### Provided entries
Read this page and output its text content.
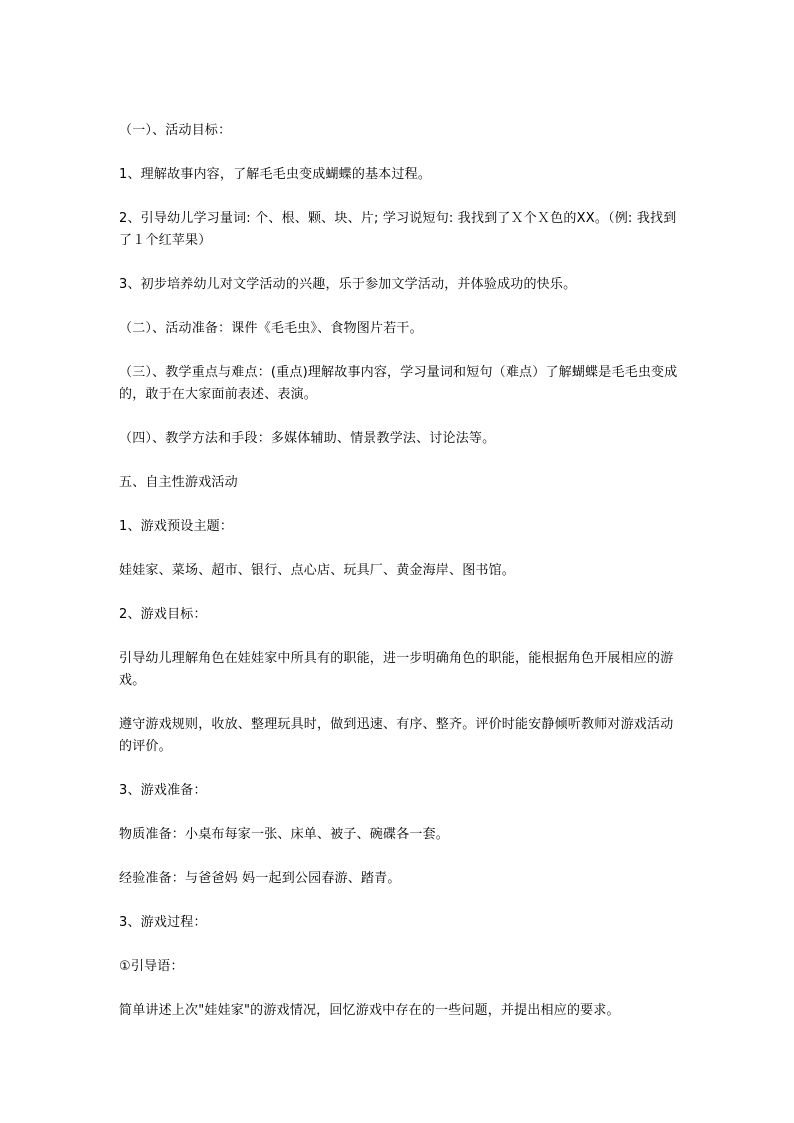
（一）、活动目标：

1、理解故事内容，了解毛毛虫变成蝴蝶的基本过程。

2、引导幼儿学习量词: 个、根、颗、块、片; 学习说短句: 我找到了Ｘ个Ｘ色的XX。（例: 我找到了１个红苹果）

3、初步培养幼儿对文学活动的兴趣，乐于参加文学活动，并体验成功的快乐。

（二）、活动准备：课件《毛毛虫》、食物图片若干。

（三）、教学重点与难点：(重点)理解故事内容，学习量词和短句（难点）了解蝴蝶是毛毛虫变成的，敢于在大家面前表述、表演。

（四）、教学方法和手段：多媒体辅助、情景教学法、讨论法等。

五、自主性游戏活动

1、游戏预设主题：

娃娃家、菜场、超市、银行、点心店、玩具厂、黄金海岸、图书馆。

2、游戏目标：

引导幼儿理解角色在娃娃家中所具有的职能，进一步明确角色的职能，能根据角色开展相应的游戏。

遵守游戏规则，收放、整理玩具时，做到迅速、有序、整齐。评价时能安静倾听教师对游戏活动的评价。

3、游戏准备：

物质准备：小桌布每家一张、床单、被子、碗碟各一套。

经验准备：与爸爸妈 妈一起到公园春游、踏青。

3、游戏过程：

①引导语：

简单讲述上次"娃娃家"的游戏情况，回忆游戏中存在的一些问题，并提出相应的要求。
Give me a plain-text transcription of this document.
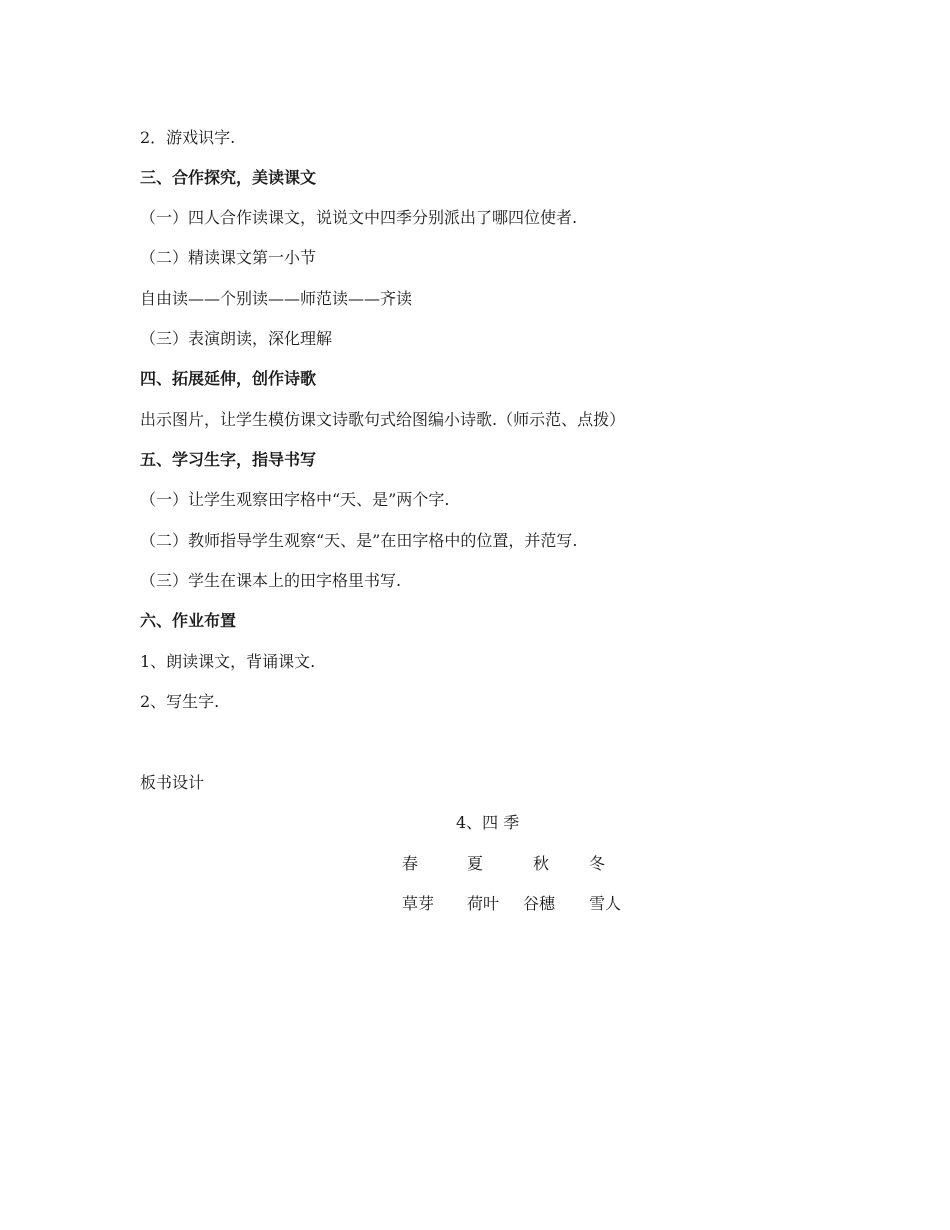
2．游戏识字.
三、合作探究，美读课文
（一）四人合作读课文，说说文中四季分别派出了哪四位使者.
（二）精读课文第一小节
自由读——个别读——师范读——齐读
（三）表演朗读，深化理解
四、拓展延伸，创作诗歌
出示图片，让学生模仿课文诗歌句式给图编小诗歌.（师示范、点拨）
五、学习生字，指导书写
（一）让学生观察田字格中“天、是”两个字.
（二）教师指导学生观察“天、是”在田字格中的位置，并范写.
（三）学生在课本上的田字格里书写.
六、作业布置
1、朗读课文，背诵课文.
2、写生字.
板书设计
4、四 季
春	夏	秋 冬
草芽 荷叶 谷穗 雪人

### To do
Transcribe all the lines above exactly, apart from the pictures.

### Answer in full
Read this page and output its text content.
（一）、活动目标：

1、理解故事内容，了解毛毛虫变成蝴蝶的基本过程。

2、引导幼儿学习量词: 个、根、颗、块、片; 学习说短句: 我找到了Ｘ个Ｘ色的XX。（例: 我找到了１个红苹果）

3、初步培养幼儿对文学活动的兴趣，乐于参加文学活动，并体验成功的快乐。

（二）、活动准备：课件《毛毛虫》、食物图片若干。

（三）、教学重点与难点：(重点)理解故事内容，学习量词和短句（难点）了解蝴蝶是毛毛虫变成的，敢于在大家面前表述、表演。

（四）、教学方法和手段：多媒体辅助、情景教学法、讨论法等。

五、自主性游戏活动

1、游戏预设主题：

娃娃家、菜场、超市、银行、点心店、玩具厂、黄金海岸、图书馆。

2、游戏目标：

引导幼儿理解角色在娃娃家中所具有的职能，进一步明确角色的职能，能根据角色开展相应的游戏。

遵守游戏规则，收放、整理玩具时，做到迅速、有序、整齐。评价时能安静倾听教师对游戏活动的评价。

3、游戏准备：

物质准备：小桌布每家一张、床单、被子、碗碟各一套。

经验准备：与爸爸妈 妈一起到公园春游、踏青。

3、游戏过程：

①引导语：

简单讲述上次"娃娃家"的游戏情况，回忆游戏中存在的一些问题，并提出相应的要求。
Give me a plain-text transcription of this document.
2．游戏识字.
三、合作探究，美读课文
（一）四人合作读课文，说说文中四季分别派出了哪四位使者.
（二）精读课文第一小节
自由读——个别读——师范读——齐读
（三）表演朗读，深化理解
四、拓展延伸，创作诗歌
出示图片，让学生模仿课文诗歌句式给图编小诗歌.（师示范、点拨）
五、学习生字，指导书写
（一）让学生观察田字格中“天、是”两个字.
（二）教师指导学生观察“天、是”在田字格中的位置，并范写.
（三）学生在课本上的田字格里书写.
六、作业布置
1、朗读课文，背诵课文.
2、写生字.
板书设计
4、四 季
春	夏	秋 冬
草芽 荷叶 谷穗 雪人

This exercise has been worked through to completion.